**Stated task:** In the records below, rename every "row-level3" to "metric-level3" and leave all else unchanged. Leave the pictures out of the answer.

**Source records:**
/---
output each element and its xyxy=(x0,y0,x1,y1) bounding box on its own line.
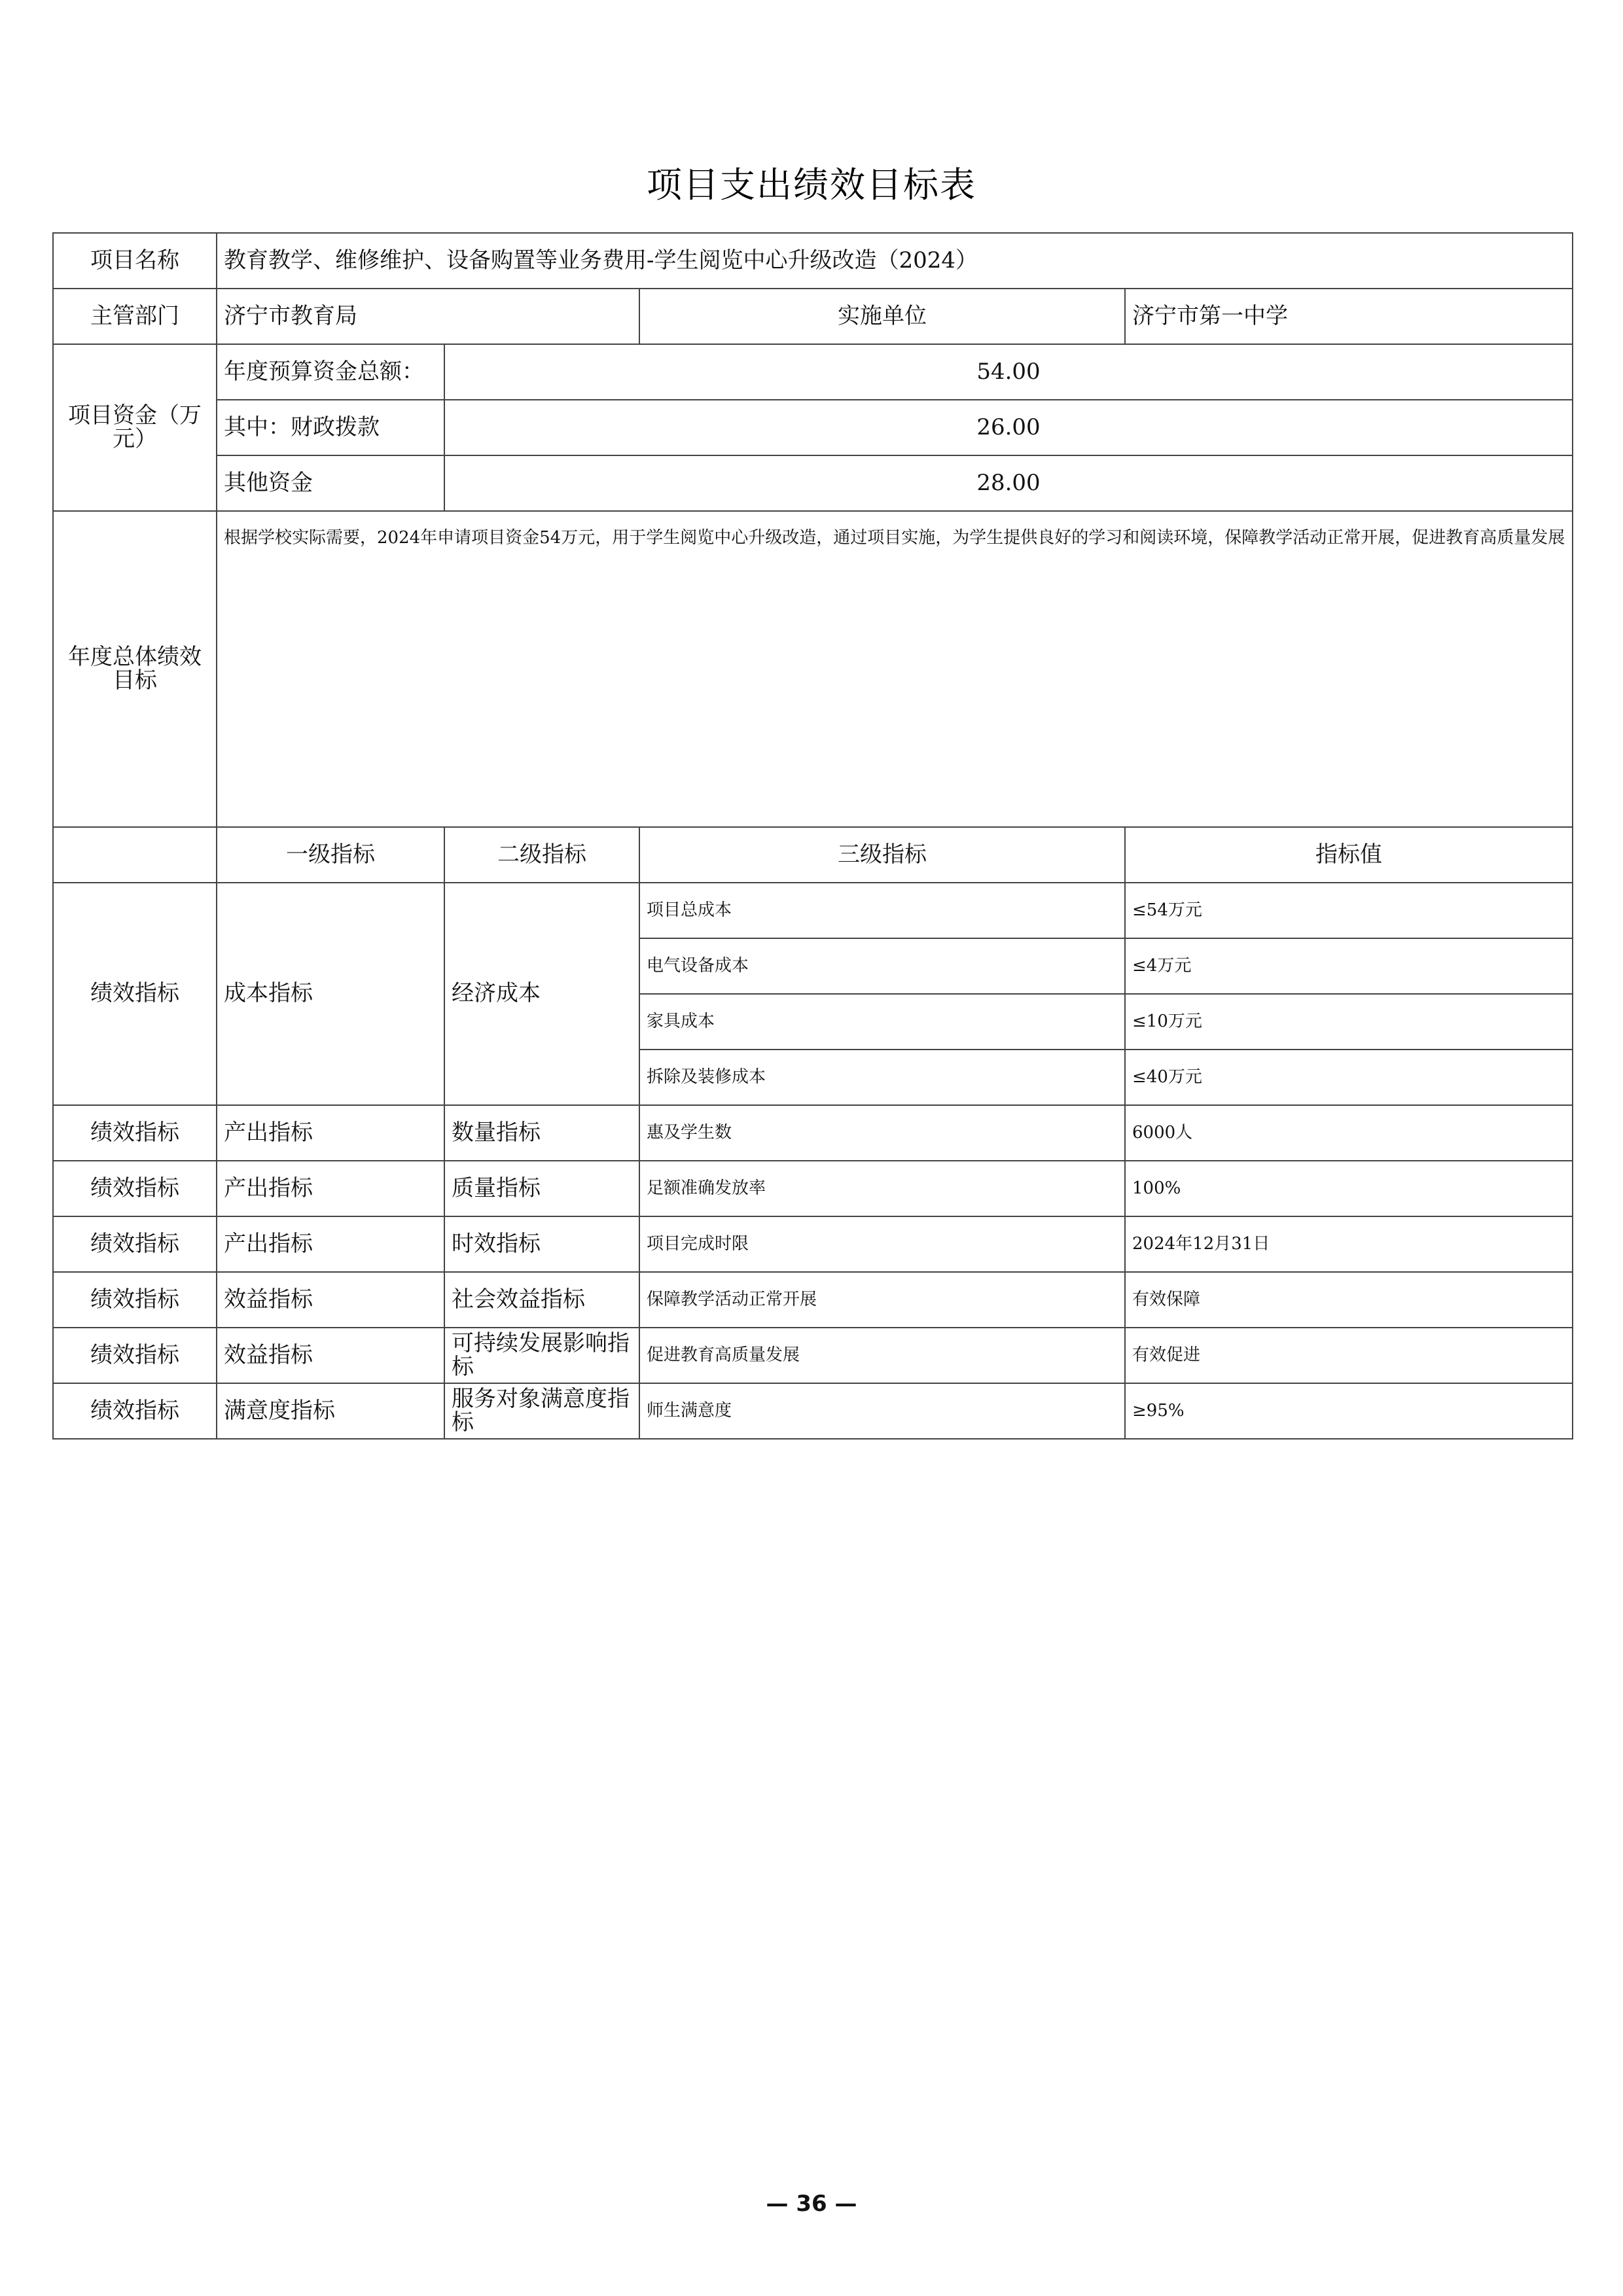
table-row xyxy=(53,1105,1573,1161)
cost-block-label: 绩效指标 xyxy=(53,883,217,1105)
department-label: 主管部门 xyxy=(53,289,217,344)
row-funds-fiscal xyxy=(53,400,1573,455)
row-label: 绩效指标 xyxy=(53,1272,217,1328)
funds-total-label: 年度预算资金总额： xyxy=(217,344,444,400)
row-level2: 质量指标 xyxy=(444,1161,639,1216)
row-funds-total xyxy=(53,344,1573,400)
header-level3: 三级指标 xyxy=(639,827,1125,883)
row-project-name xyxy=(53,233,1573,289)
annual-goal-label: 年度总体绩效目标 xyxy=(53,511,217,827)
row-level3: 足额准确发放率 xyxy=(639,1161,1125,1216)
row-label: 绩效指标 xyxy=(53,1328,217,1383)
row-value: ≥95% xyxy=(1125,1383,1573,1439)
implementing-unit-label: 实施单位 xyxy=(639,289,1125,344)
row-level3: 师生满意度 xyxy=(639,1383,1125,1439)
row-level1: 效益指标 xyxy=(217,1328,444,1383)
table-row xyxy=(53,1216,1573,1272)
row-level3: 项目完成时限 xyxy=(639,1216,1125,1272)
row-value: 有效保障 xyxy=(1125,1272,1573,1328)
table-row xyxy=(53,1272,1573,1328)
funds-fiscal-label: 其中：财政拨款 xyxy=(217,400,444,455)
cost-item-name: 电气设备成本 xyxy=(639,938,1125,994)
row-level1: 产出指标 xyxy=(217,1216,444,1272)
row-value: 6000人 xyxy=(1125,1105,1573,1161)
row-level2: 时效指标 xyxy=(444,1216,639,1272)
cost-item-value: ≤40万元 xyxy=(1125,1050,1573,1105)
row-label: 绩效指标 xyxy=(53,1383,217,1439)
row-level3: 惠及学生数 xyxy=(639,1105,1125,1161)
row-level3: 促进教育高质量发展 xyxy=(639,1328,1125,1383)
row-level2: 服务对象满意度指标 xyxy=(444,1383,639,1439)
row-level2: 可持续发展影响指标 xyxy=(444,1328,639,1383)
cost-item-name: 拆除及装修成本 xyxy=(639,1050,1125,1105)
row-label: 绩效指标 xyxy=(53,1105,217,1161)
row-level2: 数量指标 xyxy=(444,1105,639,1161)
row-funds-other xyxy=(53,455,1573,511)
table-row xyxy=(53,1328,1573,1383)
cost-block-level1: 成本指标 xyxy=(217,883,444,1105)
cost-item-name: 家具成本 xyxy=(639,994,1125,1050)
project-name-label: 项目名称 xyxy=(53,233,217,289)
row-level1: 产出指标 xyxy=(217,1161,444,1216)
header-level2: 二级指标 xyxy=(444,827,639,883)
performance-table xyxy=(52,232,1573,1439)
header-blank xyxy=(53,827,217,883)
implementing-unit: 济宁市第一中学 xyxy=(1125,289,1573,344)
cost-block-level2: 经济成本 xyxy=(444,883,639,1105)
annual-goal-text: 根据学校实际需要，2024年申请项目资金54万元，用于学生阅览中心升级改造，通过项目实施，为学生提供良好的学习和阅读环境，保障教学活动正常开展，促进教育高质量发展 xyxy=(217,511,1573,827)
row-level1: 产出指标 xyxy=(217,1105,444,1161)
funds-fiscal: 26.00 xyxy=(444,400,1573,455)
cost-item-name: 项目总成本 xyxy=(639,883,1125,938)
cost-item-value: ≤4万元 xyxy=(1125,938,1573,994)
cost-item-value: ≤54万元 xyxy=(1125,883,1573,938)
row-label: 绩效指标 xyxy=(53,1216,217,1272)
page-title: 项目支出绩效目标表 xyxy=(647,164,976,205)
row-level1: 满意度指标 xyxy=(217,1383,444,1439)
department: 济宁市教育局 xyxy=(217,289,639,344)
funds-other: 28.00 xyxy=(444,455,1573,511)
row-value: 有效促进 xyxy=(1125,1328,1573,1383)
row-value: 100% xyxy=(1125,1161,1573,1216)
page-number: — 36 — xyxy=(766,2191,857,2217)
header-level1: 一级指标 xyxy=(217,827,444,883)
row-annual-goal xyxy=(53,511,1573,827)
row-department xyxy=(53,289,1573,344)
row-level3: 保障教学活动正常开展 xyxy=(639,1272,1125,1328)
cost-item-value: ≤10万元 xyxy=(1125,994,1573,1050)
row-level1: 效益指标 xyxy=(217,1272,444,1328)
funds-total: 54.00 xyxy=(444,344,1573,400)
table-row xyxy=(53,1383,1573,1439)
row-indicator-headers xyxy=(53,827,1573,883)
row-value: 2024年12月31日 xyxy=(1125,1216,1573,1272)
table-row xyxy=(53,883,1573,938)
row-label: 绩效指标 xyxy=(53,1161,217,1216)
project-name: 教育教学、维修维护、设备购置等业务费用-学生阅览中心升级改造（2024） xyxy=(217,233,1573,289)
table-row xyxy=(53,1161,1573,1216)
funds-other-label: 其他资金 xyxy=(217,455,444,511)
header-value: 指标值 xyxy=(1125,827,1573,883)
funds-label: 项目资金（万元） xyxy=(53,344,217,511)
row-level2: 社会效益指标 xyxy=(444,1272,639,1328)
\---
**Answer to this problem:**
output each element and its xyxy=(x0,y0,x1,y1) bounding box on its own line.
table-row xyxy=(53,1105,1573,1161)
cost-block-label: 绩效指标 xyxy=(53,883,217,1105)
department-label: 主管部门 xyxy=(53,289,217,344)
row-funds-fiscal xyxy=(53,400,1573,455)
row-label: 绩效指标 xyxy=(53,1272,217,1328)
funds-total-label: 年度预算资金总额： xyxy=(217,344,444,400)
row-level2: 质量指标 xyxy=(444,1161,639,1216)
row-funds-total xyxy=(53,344,1573,400)
header-level3: 三级指标 xyxy=(639,827,1125,883)
row-project-name xyxy=(53,233,1573,289)
annual-goal-label: 年度总体绩效目标 xyxy=(53,511,217,827)
metric-level3: 足额准确发放率 xyxy=(639,1161,1125,1216)
row-label: 绩效指标 xyxy=(53,1328,217,1383)
row-value: ≥95% xyxy=(1125,1383,1573,1439)
implementing-unit-label: 实施单位 xyxy=(639,289,1125,344)
metric-level3: 师生满意度 xyxy=(639,1383,1125,1439)
row-level1: 效益指标 xyxy=(217,1328,444,1383)
table-row xyxy=(53,1216,1573,1272)
metric-level3: 项目完成时限 xyxy=(639,1216,1125,1272)
row-value: 有效保障 xyxy=(1125,1272,1573,1328)
table-row xyxy=(53,1272,1573,1328)
funds-fiscal-label: 其中：财政拨款 xyxy=(217,400,444,455)
cost-item-name: 电气设备成本 xyxy=(639,938,1125,994)
row-level1: 产出指标 xyxy=(217,1216,444,1272)
row-value: 6000人 xyxy=(1125,1105,1573,1161)
row-level2: 时效指标 xyxy=(444,1216,639,1272)
cost-item-value: ≤40万元 xyxy=(1125,1050,1573,1105)
row-label: 绩效指标 xyxy=(53,1383,217,1439)
metric-level3: 惠及学生数 xyxy=(639,1105,1125,1161)
metric-level3: 促进教育高质量发展 xyxy=(639,1328,1125,1383)
row-level2: 服务对象满意度指标 xyxy=(444,1383,639,1439)
row-level2: 可持续发展影响指标 xyxy=(444,1328,639,1383)
cost-item-name: 拆除及装修成本 xyxy=(639,1050,1125,1105)
row-label: 绩效指标 xyxy=(53,1105,217,1161)
row-level2: 数量指标 xyxy=(444,1105,639,1161)
row-funds-other xyxy=(53,455,1573,511)
table-row xyxy=(53,1328,1573,1383)
cost-block-level1: 成本指标 xyxy=(217,883,444,1105)
cost-item-name: 家具成本 xyxy=(639,994,1125,1050)
project-name-label: 项目名称 xyxy=(53,233,217,289)
row-level1: 产出指标 xyxy=(217,1161,444,1216)
header-level2: 二级指标 xyxy=(444,827,639,883)
performance-table xyxy=(52,232,1573,1439)
header-blank xyxy=(53,827,217,883)
implementing-unit: 济宁市第一中学 xyxy=(1125,289,1573,344)
cost-block-level2: 经济成本 xyxy=(444,883,639,1105)
annual-goal-text: 根据学校实际需要，2024年申请项目资金54万元，用于学生阅览中心升级改造，通过项目实施，为学生提供良好的学习和阅读环境，保障教学活动正常开展，促进教育高质量发展 xyxy=(217,511,1573,827)
row-level1: 产出指标 xyxy=(217,1105,444,1161)
funds-fiscal: 26.00 xyxy=(444,400,1573,455)
cost-item-name: 项目总成本 xyxy=(639,883,1125,938)
cost-item-value: ≤4万元 xyxy=(1125,938,1573,994)
cost-item-value: ≤54万元 xyxy=(1125,883,1573,938)
row-label: 绩效指标 xyxy=(53,1216,217,1272)
page-title: 项目支出绩效目标表 xyxy=(647,164,976,205)
row-level1: 满意度指标 xyxy=(217,1383,444,1439)
department: 济宁市教育局 xyxy=(217,289,639,344)
funds-other: 28.00 xyxy=(444,455,1573,511)
row-value: 有效促进 xyxy=(1125,1328,1573,1383)
row-value: 100% xyxy=(1125,1161,1573,1216)
page-number: — 36 — xyxy=(766,2191,857,2217)
header-level1: 一级指标 xyxy=(217,827,444,883)
row-annual-goal xyxy=(53,511,1573,827)
row-department xyxy=(53,289,1573,344)
metric-level3: 保障教学活动正常开展 xyxy=(639,1272,1125,1328)
cost-item-value: ≤10万元 xyxy=(1125,994,1573,1050)
row-level1: 效益指标 xyxy=(217,1272,444,1328)
funds-total: 54.00 xyxy=(444,344,1573,400)
table-row xyxy=(53,1383,1573,1439)
row-indicator-headers xyxy=(53,827,1573,883)
row-value: 2024年12月31日 xyxy=(1125,1216,1573,1272)
table-row xyxy=(53,883,1573,938)
row-label: 绩效指标 xyxy=(53,1161,217,1216)
project-name: 教育教学、维修维护、设备购置等业务费用-学生阅览中心升级改造（2024） xyxy=(217,233,1573,289)
table-row xyxy=(53,1161,1573,1216)
funds-other-label: 其他资金 xyxy=(217,455,444,511)
header-value: 指标值 xyxy=(1125,827,1573,883)
funds-label: 项目资金（万元） xyxy=(53,344,217,511)
row-level2: 社会效益指标 xyxy=(444,1272,639,1328)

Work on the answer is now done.